The request | Copy out each line of the material below that holds the string "Victron".

Extracted information |
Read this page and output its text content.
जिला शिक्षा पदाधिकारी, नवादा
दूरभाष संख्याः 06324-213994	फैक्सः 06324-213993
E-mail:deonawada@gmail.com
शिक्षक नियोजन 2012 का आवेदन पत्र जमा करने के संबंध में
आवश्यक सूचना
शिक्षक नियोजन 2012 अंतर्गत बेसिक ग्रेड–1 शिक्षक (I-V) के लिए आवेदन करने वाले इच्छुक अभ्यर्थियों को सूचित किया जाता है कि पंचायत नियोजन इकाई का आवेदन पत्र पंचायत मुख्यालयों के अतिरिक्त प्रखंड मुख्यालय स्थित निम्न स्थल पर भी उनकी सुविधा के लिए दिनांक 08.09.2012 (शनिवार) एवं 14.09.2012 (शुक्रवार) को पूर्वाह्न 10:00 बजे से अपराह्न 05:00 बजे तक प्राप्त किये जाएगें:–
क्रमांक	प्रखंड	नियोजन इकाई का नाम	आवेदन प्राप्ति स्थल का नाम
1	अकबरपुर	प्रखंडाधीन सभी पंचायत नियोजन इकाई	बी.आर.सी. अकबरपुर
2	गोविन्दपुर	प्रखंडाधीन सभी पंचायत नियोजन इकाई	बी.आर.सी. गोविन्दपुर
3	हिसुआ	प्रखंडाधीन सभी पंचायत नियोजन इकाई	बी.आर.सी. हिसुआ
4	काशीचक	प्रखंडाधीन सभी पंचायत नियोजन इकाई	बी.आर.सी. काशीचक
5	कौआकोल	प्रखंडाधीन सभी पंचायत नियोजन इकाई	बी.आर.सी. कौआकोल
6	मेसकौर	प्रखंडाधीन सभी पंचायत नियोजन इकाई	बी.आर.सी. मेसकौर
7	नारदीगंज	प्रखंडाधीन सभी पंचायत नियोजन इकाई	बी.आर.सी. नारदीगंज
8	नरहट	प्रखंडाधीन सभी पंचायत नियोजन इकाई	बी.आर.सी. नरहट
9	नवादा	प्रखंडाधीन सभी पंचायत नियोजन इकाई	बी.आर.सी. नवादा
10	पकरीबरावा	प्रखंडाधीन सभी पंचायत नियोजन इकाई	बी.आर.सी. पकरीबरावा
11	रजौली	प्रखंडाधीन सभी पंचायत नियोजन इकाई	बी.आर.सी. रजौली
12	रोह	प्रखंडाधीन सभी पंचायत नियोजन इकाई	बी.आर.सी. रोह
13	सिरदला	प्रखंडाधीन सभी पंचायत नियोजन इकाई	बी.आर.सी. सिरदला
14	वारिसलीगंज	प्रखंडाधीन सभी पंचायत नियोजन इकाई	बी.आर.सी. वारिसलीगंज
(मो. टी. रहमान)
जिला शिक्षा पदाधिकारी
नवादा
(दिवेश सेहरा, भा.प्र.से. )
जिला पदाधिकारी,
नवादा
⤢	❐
==
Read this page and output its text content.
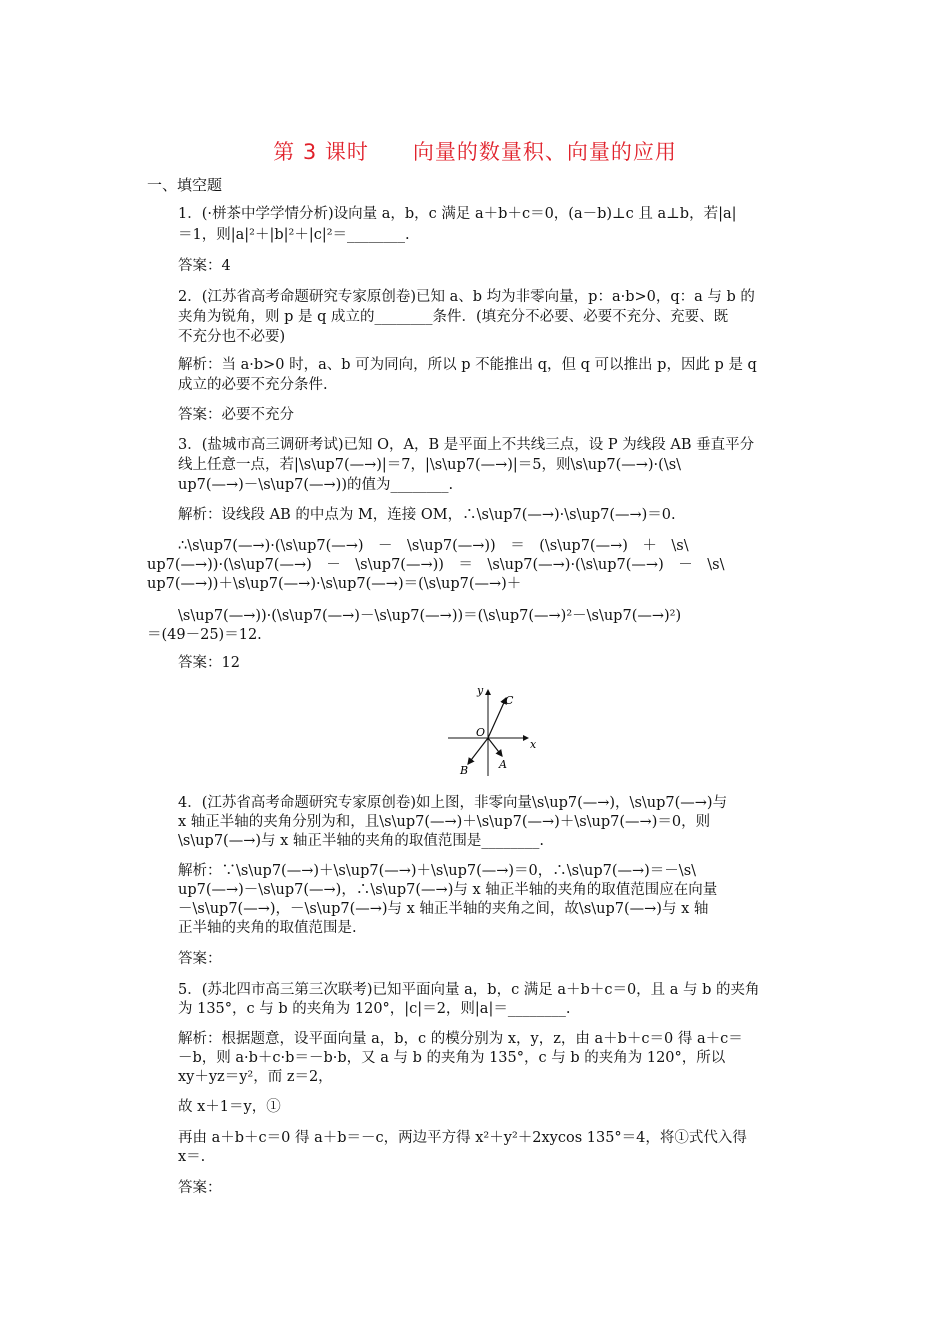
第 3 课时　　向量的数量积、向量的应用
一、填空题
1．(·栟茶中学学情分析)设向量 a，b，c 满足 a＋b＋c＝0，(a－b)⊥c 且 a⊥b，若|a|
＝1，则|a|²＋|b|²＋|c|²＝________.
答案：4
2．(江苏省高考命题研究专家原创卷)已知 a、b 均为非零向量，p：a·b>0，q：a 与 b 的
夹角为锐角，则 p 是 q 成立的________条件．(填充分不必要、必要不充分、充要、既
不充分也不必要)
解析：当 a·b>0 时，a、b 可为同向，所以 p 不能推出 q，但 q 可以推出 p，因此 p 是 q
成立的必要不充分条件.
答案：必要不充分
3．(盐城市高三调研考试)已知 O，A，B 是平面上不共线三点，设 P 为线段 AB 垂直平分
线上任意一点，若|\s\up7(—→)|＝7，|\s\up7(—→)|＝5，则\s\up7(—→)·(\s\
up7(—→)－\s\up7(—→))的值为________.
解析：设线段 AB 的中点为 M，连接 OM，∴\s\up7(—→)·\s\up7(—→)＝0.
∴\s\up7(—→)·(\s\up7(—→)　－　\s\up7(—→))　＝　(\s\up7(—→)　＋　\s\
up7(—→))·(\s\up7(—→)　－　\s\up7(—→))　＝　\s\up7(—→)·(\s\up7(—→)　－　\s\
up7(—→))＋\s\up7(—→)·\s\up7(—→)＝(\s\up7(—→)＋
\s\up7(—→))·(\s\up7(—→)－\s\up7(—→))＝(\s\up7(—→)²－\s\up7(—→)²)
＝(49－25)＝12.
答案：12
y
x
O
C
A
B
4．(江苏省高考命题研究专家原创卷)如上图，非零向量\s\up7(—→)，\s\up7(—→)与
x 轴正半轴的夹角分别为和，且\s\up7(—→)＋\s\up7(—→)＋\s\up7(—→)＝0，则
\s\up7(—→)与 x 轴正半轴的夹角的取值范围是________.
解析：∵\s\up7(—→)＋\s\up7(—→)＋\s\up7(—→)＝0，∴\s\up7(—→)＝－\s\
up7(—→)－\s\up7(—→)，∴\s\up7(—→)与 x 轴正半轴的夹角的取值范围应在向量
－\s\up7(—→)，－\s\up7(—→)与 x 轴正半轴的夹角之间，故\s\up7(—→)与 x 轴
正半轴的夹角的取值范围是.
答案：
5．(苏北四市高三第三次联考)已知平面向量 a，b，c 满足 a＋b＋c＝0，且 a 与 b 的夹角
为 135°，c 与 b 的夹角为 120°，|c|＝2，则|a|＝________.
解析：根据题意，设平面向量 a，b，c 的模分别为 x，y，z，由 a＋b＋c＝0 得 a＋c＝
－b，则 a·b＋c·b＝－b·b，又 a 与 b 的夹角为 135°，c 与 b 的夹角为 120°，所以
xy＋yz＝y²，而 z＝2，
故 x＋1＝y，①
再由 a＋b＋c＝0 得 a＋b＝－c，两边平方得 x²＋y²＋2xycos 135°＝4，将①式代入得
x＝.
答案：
--
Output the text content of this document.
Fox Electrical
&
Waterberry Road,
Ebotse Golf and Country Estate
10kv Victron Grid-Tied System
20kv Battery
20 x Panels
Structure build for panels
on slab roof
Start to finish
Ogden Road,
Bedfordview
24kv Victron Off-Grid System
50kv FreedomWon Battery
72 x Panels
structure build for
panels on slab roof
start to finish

Written solution |
10kv Victron Grid-Tied System
24kv Victron Off-Grid System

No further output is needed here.